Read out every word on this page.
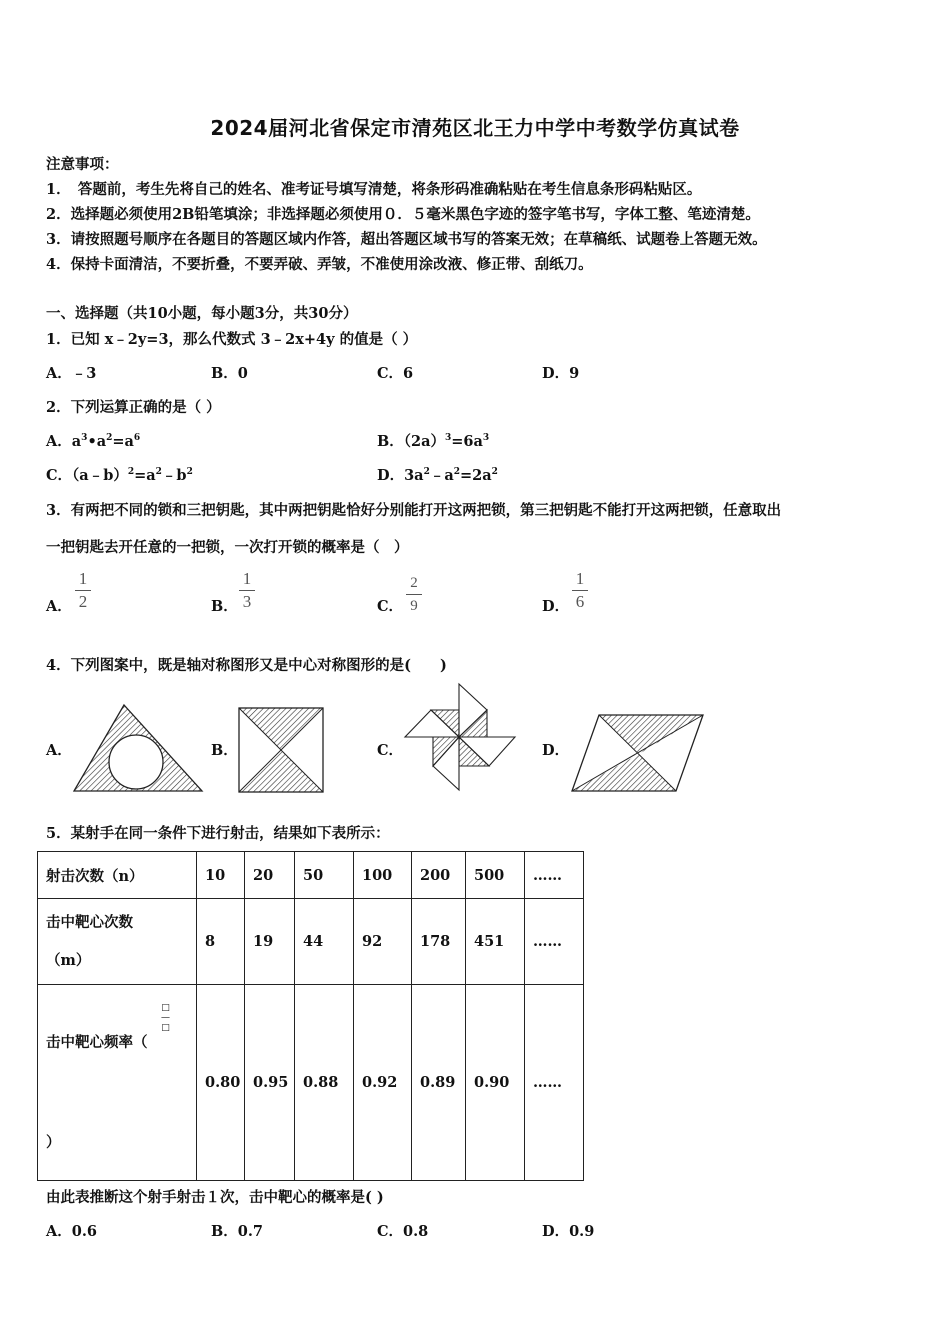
2024届河北省保定市清苑区北王力中学中考数学仿真试卷
注意事项：
1．　答题前，考生先将自己的姓名、准考证号填写清楚，将条形码准确粘贴在考生信息条形码粘贴区。
2．选择题必须使用2B铅笔填涂；非选择题必须使用０．５毫米黑色字迹的签字笔书写，字体工整、笔迹清楚。
3．请按照题号顺序在各题目的答题区域内作答，超出答题区域书写的答案无效；在草稿纸、试题卷上答题无效。
4．保持卡面清洁，不要折叠，不要弄破、弄皱，不准使用涂改液、修正带、刮纸刀。
一、选择题（共10小题，每小题3分，共30分）
1．已知 x﹣2y=3，那么代数式 3﹣2x+4y 的值是（ ）
A．﹣3	B．0	C．6	D．9
2．下列运算正确的是（ ）
A．$a^3•a^2=a^6$	B．$(2a)^3=6a^3$
C．$(a﹣b)^2=a^2﹣b^2$	D．$3a^2﹣a^2=2a^2$
3．有两把不同的锁和三把钥匙，其中两把钥匙恰好分别能打开这两把锁，第三把钥匙不能打开这两把锁，任意取出
一把钥匙去开任意的一把锁，一次打开锁的概率是（　）
A．
1
2	B．
1
3	C．
2
9	D．
1
6
4．下列图案中，既是轴对称图形又是中心对称图形的是(　　)
A．	B．	C．	D．
5．某射手在同一条件下进行射击，结果如下表所示：
射击次数（n）	10	20	50	100	200	500	……

击中靶心次数
（m）	8	19	44	92	178	451	……

□
—
□
击中靶心频率（
）	0.80	0.95	0.88	0.92	0.89	0.90	……
由此表推断这个射手射击１次，击中靶心的概率是( )
A．0.6	B．0.7	C．0.8	D．0.9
——————
**AIM**.
Your task is to reproduce all of the material exactly. The pictures stay out.

**EXERCISE ANSWER**.
Read out every word on this page.
2024届河北省保定市清苑区北王力中学中考数学仿真试卷
注意事项：
1．　答题前，考生先将自己的姓名、准考证号填写清楚，将条形码准确粘贴在考生信息条形码粘贴区。
2．选择题必须使用2B铅笔填涂；非选择题必须使用０．５毫米黑色字迹的签字笔书写，字体工整、笔迹清楚。
3．请按照题号顺序在各题目的答题区域内作答，超出答题区域书写的答案无效；在草稿纸、试题卷上答题无效。
4．保持卡面清洁，不要折叠，不要弄破、弄皱，不准使用涂改液、修正带、刮纸刀。
一、选择题（共10小题，每小题3分，共30分）
1．已知 x﹣2y=3，那么代数式 3﹣2x+4y 的值是（ ）
A．﹣3	B．0	C．6	D．9
2．下列运算正确的是（ ）
A．$a^3•a^2=a^6$	B．$(2a)^3=6a^3$
C．$(a﹣b)^2=a^2﹣b^2$	D．$3a^2﹣a^2=2a^2$
3．有两把不同的锁和三把钥匙，其中两把钥匙恰好分别能打开这两把锁，第三把钥匙不能打开这两把锁，任意取出
一把钥匙去开任意的一把锁，一次打开锁的概率是（　）
A．
1
2	B．
1
3	C．
2
9	D．
1
6
4．下列图案中，既是轴对称图形又是中心对称图形的是(　　)
A．	B．	C．	D．
5．某射手在同一条件下进行射击，结果如下表所示：
射击次数（n）	10	20	50	100	200	500	……

击中靶心次数
（m）	8	19	44	92	178	451	……

□
—
□
击中靶心频率（
）	0.80	0.95	0.88	0.92	0.89	0.90	……
由此表推断这个射手射击１次，击中靶心的概率是( )
A．0.6	B．0.7	C．0.8	D．0.9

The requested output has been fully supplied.